▸ **Exercise tasks**:
A – Extract the portion of the article about Dustin Lance Black and the conversion therapy ban between "Three members of" and "undergone conversion therapy.", inclusive.
B – Summarize the article about Dustin Lance Black and the conversion therapy ban in two sentences.
Start of Document excerpt
Dustin Lance Black says straight conversion therapy would be banned ‘in 24 hours’

Dustin Lance Black (left) with husband Tom Daley

Oscar-winning screenwriter Dustin Lance Black has said that the UK government is “ignoring” queer people by not bringing in a conversion therapy ban.

Speaking to Reuters from the London home he shares with husband Tom Daley and their two-year-old son, Black said: “This government is ignoring the lives of queer people.

“There is no urgency from this government to protect LGBT+ people.

“We keep hearing, ‘Soon, soon, soon’. Well, I’m so sorry to inform this government that ‘soon’ came and went years ago now.”

It has now been more than two and half years since the Tories pledged in 2018 to “eradicate” the abhorrent practice in the UK as part of their LGBT+ Action Plan.

In March, equalities minister Liz Truss promised to bring forward a conversion therapy ban “shortly”, but still no timeline has been announced.

Three members of the government’s own advisory board on LGBT+ rights recently resigned over the delay, but in response, Boris Johnson claimed that a ban was “technically complex”.

Dustin Lance Black said the government would ban conversion therapy in ’24 hours’ if it targeted straight people.

Dustin Lance Black continued: “I feel fairly certain that if there was a therapy in the United Kingdom that targeted heterosexual people to change something fundamental about them, and that the primary outcome of this therapy was depression, thoughts of suicide and suicide, that it would be banned in 24 hours.

“The government itself did a study on this and still has done nothing.

“They must care very little about LGBT+ people, our self-esteem, our self-confidence.”
The government’s National LGBT Survey found in 2018 that seven per cent of LGBT+ people have been offered or undergone conversion therapy.

Transgender and asexual respondents to the survey were at an even higher risk, with 13 per cent and 10 per cent having been offered or undergone the debunked practice respectively.

Another more recent survey found that nine out of 10 trans and non-binary people who underwent conversion therapy had experienced anxiety and depression as a result, while almost half had attempted suicide.
End of Document excerpt
Start of Raw data
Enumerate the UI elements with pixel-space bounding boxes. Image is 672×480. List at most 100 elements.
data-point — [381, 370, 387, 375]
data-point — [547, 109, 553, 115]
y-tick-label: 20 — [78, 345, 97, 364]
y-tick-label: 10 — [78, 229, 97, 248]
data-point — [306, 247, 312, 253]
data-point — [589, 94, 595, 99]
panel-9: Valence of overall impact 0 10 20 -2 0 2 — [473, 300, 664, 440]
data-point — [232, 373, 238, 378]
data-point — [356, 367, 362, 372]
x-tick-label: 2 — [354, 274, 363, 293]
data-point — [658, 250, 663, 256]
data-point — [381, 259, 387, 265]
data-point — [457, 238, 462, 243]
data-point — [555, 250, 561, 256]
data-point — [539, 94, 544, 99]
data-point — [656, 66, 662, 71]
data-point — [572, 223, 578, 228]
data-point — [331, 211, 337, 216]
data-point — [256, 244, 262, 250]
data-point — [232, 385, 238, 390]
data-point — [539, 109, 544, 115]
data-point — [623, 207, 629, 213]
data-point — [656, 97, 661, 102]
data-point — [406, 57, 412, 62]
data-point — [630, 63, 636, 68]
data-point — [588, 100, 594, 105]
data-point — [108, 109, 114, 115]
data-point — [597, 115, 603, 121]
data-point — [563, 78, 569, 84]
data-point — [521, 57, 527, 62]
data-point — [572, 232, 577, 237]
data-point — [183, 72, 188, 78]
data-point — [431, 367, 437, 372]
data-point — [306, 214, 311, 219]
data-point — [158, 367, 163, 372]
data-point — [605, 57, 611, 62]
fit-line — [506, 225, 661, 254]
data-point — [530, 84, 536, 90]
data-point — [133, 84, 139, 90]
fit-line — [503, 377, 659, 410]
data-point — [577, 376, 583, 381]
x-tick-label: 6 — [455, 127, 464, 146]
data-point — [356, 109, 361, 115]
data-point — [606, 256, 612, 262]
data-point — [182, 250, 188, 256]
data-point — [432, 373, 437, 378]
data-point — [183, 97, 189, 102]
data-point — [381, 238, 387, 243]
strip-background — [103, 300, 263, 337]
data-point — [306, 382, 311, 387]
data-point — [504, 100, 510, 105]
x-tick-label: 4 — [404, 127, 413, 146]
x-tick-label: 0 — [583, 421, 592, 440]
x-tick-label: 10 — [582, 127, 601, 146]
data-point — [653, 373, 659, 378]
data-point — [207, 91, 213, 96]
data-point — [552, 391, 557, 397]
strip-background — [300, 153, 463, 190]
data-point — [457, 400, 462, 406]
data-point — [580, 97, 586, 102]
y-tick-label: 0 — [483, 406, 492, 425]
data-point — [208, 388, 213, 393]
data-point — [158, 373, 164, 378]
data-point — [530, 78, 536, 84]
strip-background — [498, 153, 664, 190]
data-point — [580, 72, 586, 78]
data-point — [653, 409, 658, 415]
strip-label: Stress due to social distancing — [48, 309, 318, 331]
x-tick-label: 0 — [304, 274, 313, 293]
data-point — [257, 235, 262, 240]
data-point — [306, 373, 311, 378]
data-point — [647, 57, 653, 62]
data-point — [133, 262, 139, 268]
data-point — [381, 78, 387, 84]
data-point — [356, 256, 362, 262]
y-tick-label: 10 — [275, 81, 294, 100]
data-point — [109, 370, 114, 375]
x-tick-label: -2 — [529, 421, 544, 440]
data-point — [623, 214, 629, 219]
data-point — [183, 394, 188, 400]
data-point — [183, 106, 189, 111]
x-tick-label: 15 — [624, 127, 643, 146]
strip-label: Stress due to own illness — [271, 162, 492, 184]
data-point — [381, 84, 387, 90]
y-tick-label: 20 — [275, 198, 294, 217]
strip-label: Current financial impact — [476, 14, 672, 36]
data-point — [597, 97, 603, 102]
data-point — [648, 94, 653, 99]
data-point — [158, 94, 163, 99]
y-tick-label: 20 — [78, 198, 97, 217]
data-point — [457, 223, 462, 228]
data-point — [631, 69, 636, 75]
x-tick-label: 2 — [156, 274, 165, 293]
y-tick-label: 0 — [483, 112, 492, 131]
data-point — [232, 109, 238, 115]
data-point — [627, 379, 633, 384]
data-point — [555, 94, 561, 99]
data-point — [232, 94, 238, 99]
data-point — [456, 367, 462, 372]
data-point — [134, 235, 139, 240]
End of Raw data
▸ **Exercise solutions**:
A –
Three members of the government’s own advisory board on LGBT+ rights recently resigned over the delay, but in response, Boris Johnson claimed that a ban was “technically complex”.

Dustin Lance Black said the government would ban conversion therapy in ’24 hours’ if it targeted straight people.

Dustin Lance Black continued: “I feel fairly certain that if there was a therapy in the United Kingdom that targeted heterosexual people to change something fundamental about them, and that the primary outcome of this therapy was depression, thoughts of suicide and suicide, that it would be banned in 24 hours.

“The government itself did a study on this and still has done nothing.

“They must care very little about LGBT+ people, our self-esteem, our self-confidence.”
The government’s National LGBT Survey found in 2018 that seven per cent of LGBT+ people have been offered or undergone conversion therapy.

B – Oscar-winning screenwriter Dustin Lance Black said the UK government is ignoring queer people by not banning conversion therapy, more than two and a half years after the Tories pledged in 2018 to eradicate the practice. He argued that a therapy targeting heterosexual people with outcomes such as depression and suicide would be banned in 24 hours, while the government's 2018 National LGBT Survey found that seven percent of LGBT+ people had been offered or undergone conversion therapy.